== Texto de leitura ==
O TikTok já mudou a música. Demonizá-lo é perda de tempo
Em 2013, enquanto o Spotify ganhava o mundo, uma batalha crescia. Os músicos tradicionais reclamavam da plataforma, é claro. O alvo não era tanto a questão financeira da coisa (que na época era ainda nebulosa), mas sim a qualidade ruim do som.
Thom Yorke, do Radiohead, era contra. O DJ Moby, o produtor, era a favor. E Moby disse uma das frases que mexeu com minha cabeça no entendimento de tecnologia e na vã tentativa de frear seus avanços.
"Eu amo Thom York, mas ouvi-lo reclamando do Spotify me faz pensar nele como se fosse um velho gritando contra os trens rápidos demais. Gosto de tudo que permita as pessoas a terem mais música nas vidas delas."
Moby ao Mashable em novembro de 2013.
Também amo Thom Yorke. Mas, neste caso, estou com Moby.
O que nos leva ao hoje. Ao TikTok. À "tiktokzação" da música. E à demonização da plataforma, do mesmo jeito que rolou quando o Spotify e outros surgiram.
Rolei de rir com o vídeo da trupe do Porta dos Fundos com Caetano Veloso. Eles, que são colunistas aqui, apresentam uma visão divertida e escrachadamente real de como o TikTok mexeu com a música como a conhecemos.
Se você ainda não assistiu, o vídeo está abaixo. Nele, Caetano e Paula Lavigne interagem com João Vicente de Castro e Gregório Duvivier, que atuam como especialistas de marketing musical na promoção do novo álbum de Caê.
E, neste caso, em pleno 2021, o TikTok é uma das principais ferramentas de divulgação da música.
Claro que tudo ali é exagerado - duvido que alguém tenha coragem realmente de fazer alguns daqueles apontamentos -, mas ao mesmo tempo é muito real.

== Registros ==
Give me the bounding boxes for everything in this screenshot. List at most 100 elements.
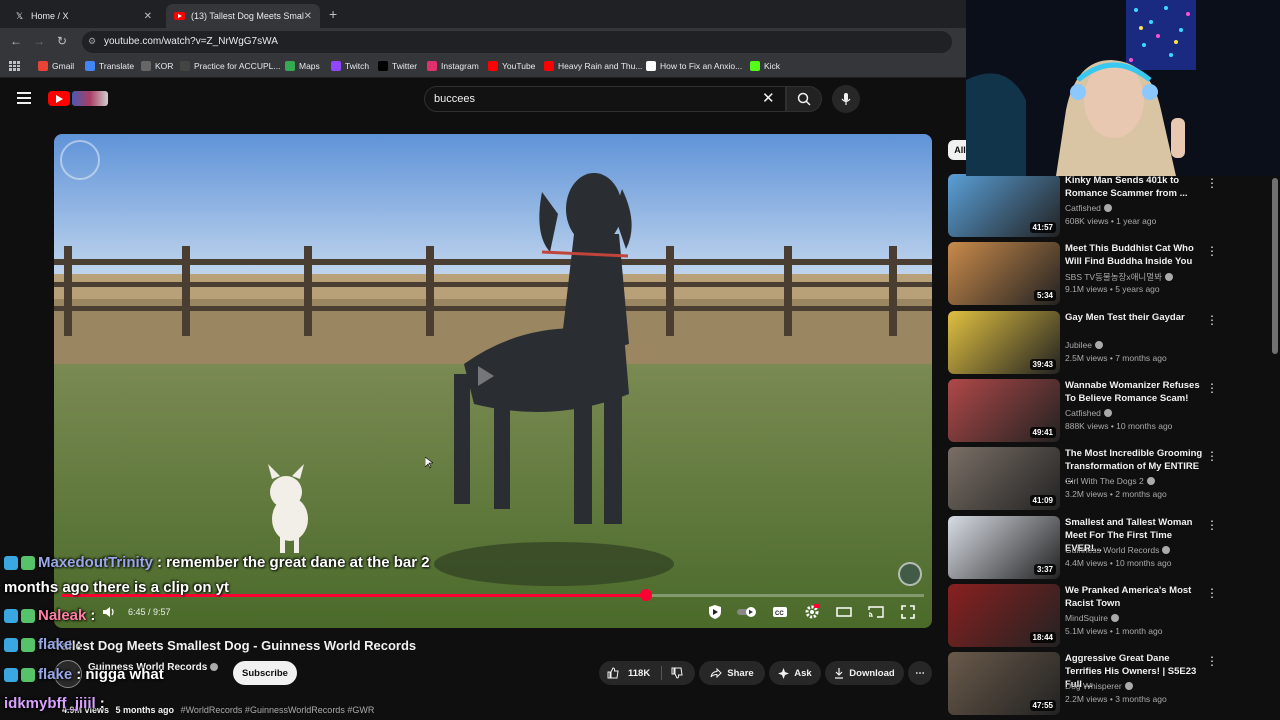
share-button[interactable]: Share — [699, 661, 765, 685]
bookmark-item[interactable]: YouTube — [488, 61, 535, 71]
recommended-title[interactable]: We Pranked America's Most Racist Town — [1065, 584, 1203, 610]
recommended-video[interactable]: 41:57 Kinky Man Sends 401k to Romance Sca… — [948, 174, 1266, 238]
bookmark-item[interactable]: Practice for ACCUPL... — [180, 61, 280, 71]
webcam-overlay — [966, 0, 1280, 176]
video-thumbnail[interactable]: 47:55 — [948, 652, 1060, 716]
chat-badge-icon — [21, 637, 35, 652]
bookmark-label: YouTube — [502, 61, 536, 71]
more-vertical-icon[interactable]: ⋮ — [1206, 518, 1218, 532]
search-input[interactable] — [424, 86, 786, 112]
autoplay-toggle[interactable] — [736, 604, 758, 620]
more-vertical-icon[interactable]: ⋮ — [1206, 654, 1218, 668]
recommended-video[interactable]: 5:34 Meet This Buddhist Cat Who Will Find… — [948, 242, 1266, 306]
share-label: Share — [727, 667, 754, 679]
more-vertical-icon[interactable]: ⋮ — [1206, 244, 1218, 258]
sponsorblock-icon[interactable] — [706, 604, 724, 620]
more-vertical-icon[interactable]: ⋮ — [1206, 381, 1218, 395]
theater-mode-icon[interactable] — [835, 604, 853, 620]
recommended-title[interactable]: Meet This Buddhist Cat Who Will Find Bud… — [1065, 242, 1203, 268]
apps-grid-icon[interactable] — [9, 61, 20, 71]
bookmark-item[interactable]: Twitter — [378, 61, 417, 71]
tab-x-home[interactable]: 𝕏 Home / X ✕ — [6, 4, 160, 28]
hashtags[interactable]: #WorldRecords #GuinnessWorldRecords #GWR — [181, 705, 375, 715]
bookmark-item[interactable]: Heavy Rain and Thu... — [544, 61, 642, 71]
recommended-video[interactable]: 49:41 Wannabe Womanizer Refuses To Believ… — [948, 378, 1266, 443]
bookmark-item[interactable]: Instagram — [427, 61, 479, 71]
sidebar-scrollbar[interactable] — [1272, 178, 1278, 354]
bookmark-item[interactable]: KOR — [141, 61, 173, 71]
bookmark-item[interactable]: How to Fix an Anxio... — [646, 61, 742, 71]
recommended-channel[interactable]: Jubilee — [1065, 340, 1103, 350]
youtube-doodle-logo[interactable] — [72, 91, 108, 106]
video-thumbnail[interactable]: 18:44 — [948, 583, 1060, 647]
more-vertical-icon[interactable]: ⋮ — [1206, 313, 1218, 327]
video-thumbnail[interactable]: 5:34 — [948, 242, 1060, 306]
volume-icon[interactable] — [100, 604, 118, 620]
back-icon[interactable]: ← — [10, 34, 22, 48]
fullscreen-icon[interactable] — [899, 604, 917, 620]
recommended-channel[interactable]: SBS TV동물농장x애니멀봐 — [1065, 271, 1173, 283]
bookmark-item[interactable]: Twitch — [331, 61, 369, 71]
recommended-channel[interactable]: Dog Whisperer — [1065, 681, 1133, 691]
thumbs-down-icon[interactable] — [671, 667, 683, 679]
guinness-corner-logo-icon[interactable] — [898, 562, 922, 586]
recommended-video[interactable]: 41:09 The Most Incredible Grooming Transf… — [948, 447, 1266, 511]
bookmark-item[interactable]: Translate — [85, 61, 134, 71]
bookmark-item[interactable]: Kick — [750, 61, 780, 71]
recommended-video[interactable]: 39:43 Gay Men Test their Gaydar Jubilee 2.5… — [948, 310, 1266, 375]
voice-search-button[interactable] — [832, 85, 860, 113]
bookmark-item[interactable]: Gmail — [38, 61, 74, 71]
more-vertical-icon[interactable]: ⋮ — [1206, 449, 1218, 463]
recommended-video[interactable]: 3:37 Smallest and Tallest Woman Meet For … — [948, 515, 1266, 580]
search-input-value[interactable]: buccees — [434, 93, 475, 105]
recommended-channel[interactable]: MindSquire — [1065, 613, 1119, 623]
youtube-logo[interactable] — [48, 91, 70, 106]
video-thumbnail[interactable]: 41:09 — [948, 447, 1060, 511]
recommended-channel[interactable]: Girl With The Dogs 2 — [1065, 476, 1155, 486]
tab-youtube-video[interactable]: (13) Tallest Dog Meets Smallest ✕ — [166, 4, 320, 28]
more-vertical-icon[interactable]: ⋮ — [1206, 176, 1218, 190]
recommended-channel[interactable]: Catfished — [1065, 408, 1112, 418]
bookmark-label: KOR — [155, 61, 174, 71]
recommended-video[interactable]: 47:55 Aggressive Great Dane Terrifies His… — [948, 652, 1266, 716]
more-horizontal-icon: ⋯ — [915, 667, 925, 679]
tab-title: (13) Tallest Dog Meets Smallest — [191, 11, 304, 21]
download-button[interactable]: Download — [825, 661, 904, 685]
new-tab-button[interactable]: + — [329, 6, 337, 22]
recommended-title[interactable]: Gay Men Test their Gaydar — [1065, 311, 1203, 324]
recommended-meta: 2.2M views • 3 months ago — [1065, 694, 1167, 705]
recommended-video[interactable]: 18:44 We Pranked America's Most Racist To… — [948, 583, 1266, 648]
url-text[interactable]: youtube.com/watch?v=Z_NrWgG7sWA — [104, 36, 278, 47]
video-thumbnail[interactable]: 39:43 — [948, 310, 1060, 374]
subscribe-button[interactable]: Subscribe — [233, 661, 297, 685]
recommended-channel[interactable]: Guinness World Records — [1065, 545, 1171, 555]
bookmark-item[interactable]: Maps — [285, 61, 320, 71]
close-icon[interactable]: ✕ — [304, 11, 312, 22]
reload-icon[interactable]: ↻ — [57, 34, 67, 48]
recommended-title[interactable]: Kinky Man Sends 401k to Romance Scammer … — [1065, 174, 1203, 200]
recommended-channel[interactable]: Catfished — [1065, 203, 1112, 213]
captions-icon[interactable]: CC — [771, 604, 789, 620]
video-thumbnail[interactable]: 3:37 — [948, 515, 1060, 579]
progress-scrubber[interactable] — [640, 589, 652, 601]
settings-gear-icon[interactable] — [803, 604, 821, 620]
close-icon[interactable]: ✕ — [144, 11, 152, 22]
clear-search-icon[interactable]: ✕ — [762, 89, 775, 107]
video-thumbnail[interactable]: 41:57 — [948, 174, 1060, 237]
search-button[interactable] — [786, 86, 822, 112]
forward-icon[interactable]: → — [33, 34, 45, 48]
description-summary[interactable]: 4.9M views 5 months ago #WorldRecords #G… — [62, 705, 374, 715]
bookmark-label: Gmail — [52, 61, 75, 71]
video-thumbnail[interactable]: 49:41 — [948, 378, 1060, 442]
thumbs-up-icon[interactable] — [607, 667, 619, 679]
menu-hamburger-icon[interactable] — [17, 92, 31, 107]
bookmark-label: Maps — [299, 61, 320, 71]
site-info-icon[interactable]: ⚙ — [88, 36, 96, 47]
recommended-title[interactable]: Wannabe Womanizer Refuses To Believe Rom… — [1065, 379, 1203, 405]
more-actions-button[interactable]: ⋯ — [908, 661, 932, 685]
more-vertical-icon[interactable]: ⋮ — [1206, 586, 1218, 600]
cast-icon[interactable] — [867, 604, 885, 620]
like-count[interactable]: 118K — [628, 668, 650, 679]
ask-button[interactable]: Ask — [769, 661, 821, 685]
recommended-meta: 608K views • 1 year ago — [1065, 216, 1157, 226]
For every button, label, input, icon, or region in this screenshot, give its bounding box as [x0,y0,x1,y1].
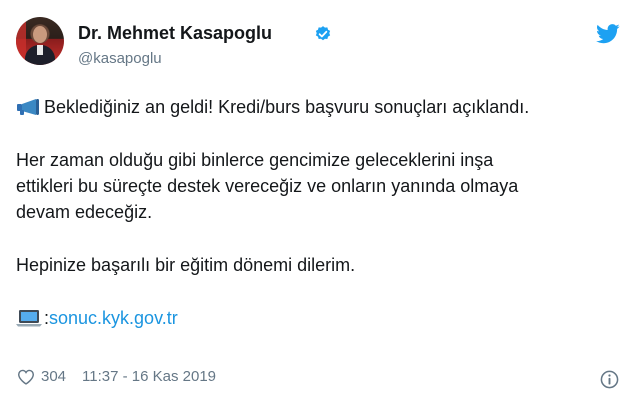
twitter-bird-icon[interactable] [596,24,620,44]
tweet-timestamp[interactable]: 11:37 - 16 Kas 2019 [82,368,216,385]
tweet-text-para2-line3: devam edeceğiz. [16,202,153,222]
tweet-meta: 304 11:37 - 16 Kas 2019 [17,368,216,385]
author-avatar[interactable] [16,17,64,65]
author-handle[interactable]: @kasapoglu [78,50,162,67]
info-icon[interactable] [600,370,619,389]
heart-icon[interactable] [17,369,35,385]
laptop-emoji [16,310,42,327]
tweet-line: Beklediğiniz an geldi! Kredi/burs başvur… [16,94,624,120]
like-count[interactable]: 304 [41,368,66,385]
tweet-text-line1: Beklediğiniz an geldi! Kredi/burs başvur… [44,97,530,117]
author-name[interactable]: Dr. Mehmet Kasapoglu [78,23,272,44]
tweet-link[interactable]: sonuc.kyk.gov.tr [49,308,178,328]
tweet-text-para3: Hepinize başarılı bir eğitim dönemi dile… [16,255,356,275]
tweet-text-para2-line2: ettikleri bu süreçte destek vereceğiz ve… [16,176,519,196]
megaphone-emoji [17,99,39,115]
verified-badge-icon [315,26,331,41]
tweet-link-line: :sonuc.kyk.gov.tr [16,305,624,331]
tweet-body: Beklediğiniz an geldi! Kredi/burs başvur… [16,94,624,331]
avatar-face [33,26,47,43]
tweet-text-para2-line1: Her zaman olduğu gibi binlerce gencimize… [16,150,494,170]
avatar-shirt [37,45,43,55]
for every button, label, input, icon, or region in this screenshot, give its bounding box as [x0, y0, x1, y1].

== Enunciado da tarefa ==
Copie do texto sobre o TikTok e a música o trecho que vai de "Moby ao Mashable" até "álbum de Caê.", sem mudar nada.

== Resposta à tarefa ==
Moby ao Mashable em novembro de 2013.
Também amo Thom Yorke. Mas, neste caso, estou com Moby.
O que nos leva ao hoje. Ao TikTok. À "tiktokzação" da música. E à demonização da plataforma, do mesmo jeito que rolou quando o Spotify e outros surgiram.
Rolei de rir com o vídeo da trupe do Porta dos Fundos com Caetano Veloso. Eles, que são colunistas aqui, apresentam uma visão divertida e escrachadamente real de como o TikTok mexeu com a música como a conhecemos.
Se você ainda não assistiu, o vídeo está abaixo. Nele, Caetano e Paula Lavigne interagem com João Vicente de Castro e Gregório Duvivier, que atuam como especialistas de marketing musical na promoção do novo álbum de Caê.